- _TASK STATEMENT_:
Print the entire listing. Each line must match the original exactly.

-- BEGIN DATA SECTION --

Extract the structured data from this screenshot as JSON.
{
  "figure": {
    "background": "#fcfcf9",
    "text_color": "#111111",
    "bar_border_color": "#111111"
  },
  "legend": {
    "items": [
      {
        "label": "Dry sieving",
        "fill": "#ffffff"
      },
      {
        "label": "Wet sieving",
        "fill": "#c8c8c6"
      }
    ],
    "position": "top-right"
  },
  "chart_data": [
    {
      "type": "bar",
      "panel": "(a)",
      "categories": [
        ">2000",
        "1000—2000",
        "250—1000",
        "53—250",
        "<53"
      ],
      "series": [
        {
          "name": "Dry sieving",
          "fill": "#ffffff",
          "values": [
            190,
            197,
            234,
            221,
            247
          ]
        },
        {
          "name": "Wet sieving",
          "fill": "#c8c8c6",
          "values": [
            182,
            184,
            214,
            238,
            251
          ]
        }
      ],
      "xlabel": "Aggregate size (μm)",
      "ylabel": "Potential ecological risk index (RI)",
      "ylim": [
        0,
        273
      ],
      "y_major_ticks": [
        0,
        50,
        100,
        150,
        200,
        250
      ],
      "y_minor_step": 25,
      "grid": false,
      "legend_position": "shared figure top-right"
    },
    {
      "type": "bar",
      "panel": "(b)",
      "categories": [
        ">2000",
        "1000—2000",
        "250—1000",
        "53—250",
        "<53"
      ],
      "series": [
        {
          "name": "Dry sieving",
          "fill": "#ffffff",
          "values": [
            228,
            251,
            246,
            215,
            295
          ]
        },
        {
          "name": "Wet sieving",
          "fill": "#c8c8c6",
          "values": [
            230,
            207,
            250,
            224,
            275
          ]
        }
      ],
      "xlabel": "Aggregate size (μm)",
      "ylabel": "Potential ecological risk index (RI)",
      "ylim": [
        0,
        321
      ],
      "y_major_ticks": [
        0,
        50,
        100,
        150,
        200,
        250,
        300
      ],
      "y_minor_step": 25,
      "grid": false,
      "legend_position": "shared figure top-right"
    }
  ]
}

-- END DATA SECTION --

- _FULL OUTPUT_:
Extract the structured data from this screenshot as JSON.
{
  "figure": {
    "background": "#fcfcf9",
    "text_color": "#111111",
    "bar_border_color": "#111111"
  },
  "legend": {
    "items": [
      {
        "label": "Dry sieving",
        "fill": "#ffffff"
      },
      {
        "label": "Wet sieving",
        "fill": "#c8c8c6"
      }
    ],
    "position": "top-right"
  },
  "chart_data": [
    {
      "type": "bar",
      "panel": "(a)",
      "categories": [
        ">2000",
        "1000—2000",
        "250—1000",
        "53—250",
        "<53"
      ],
      "series": [
        {
          "name": "Dry sieving",
          "fill": "#ffffff",
          "values": [
            190,
            197,
            234,
            221,
            247
          ]
        },
        {
          "name": "Wet sieving",
          "fill": "#c8c8c6",
          "values": [
            182,
            184,
            214,
            238,
            251
          ]
        }
      ],
      "xlabel": "Aggregate size (μm)",
      "ylabel": "Potential ecological risk index (RI)",
      "ylim": [
        0,
        273
      ],
      "y_major_ticks": [
        0,
        50,
        100,
        150,
        200,
        250
      ],
      "y_minor_step": 25,
      "grid": false,
      "legend_position": "shared figure top-right"
    },
    {
      "type": "bar",
      "panel": "(b)",
      "categories": [
        ">2000",
        "1000—2000",
        "250—1000",
        "53—250",
        "<53"
      ],
      "series": [
        {
          "name": "Dry sieving",
          "fill": "#ffffff",
          "values": [
            228,
            251,
            246,
            215,
            295
          ]
        },
        {
          "name": "Wet sieving",
          "fill": "#c8c8c6",
          "values": [
            230,
            207,
            250,
            224,
            275
          ]
        }
      ],
      "xlabel": "Aggregate size (μm)",
      "ylabel": "Potential ecological risk index (RI)",
      "ylim": [
        0,
        321
      ],
      "y_major_ticks": [
        0,
        50,
        100,
        150,
        200,
        250,
        300
      ],
      "y_minor_step": 25,
      "grid": false,
      "legend_position": "shared figure top-right"
    }
  ]
}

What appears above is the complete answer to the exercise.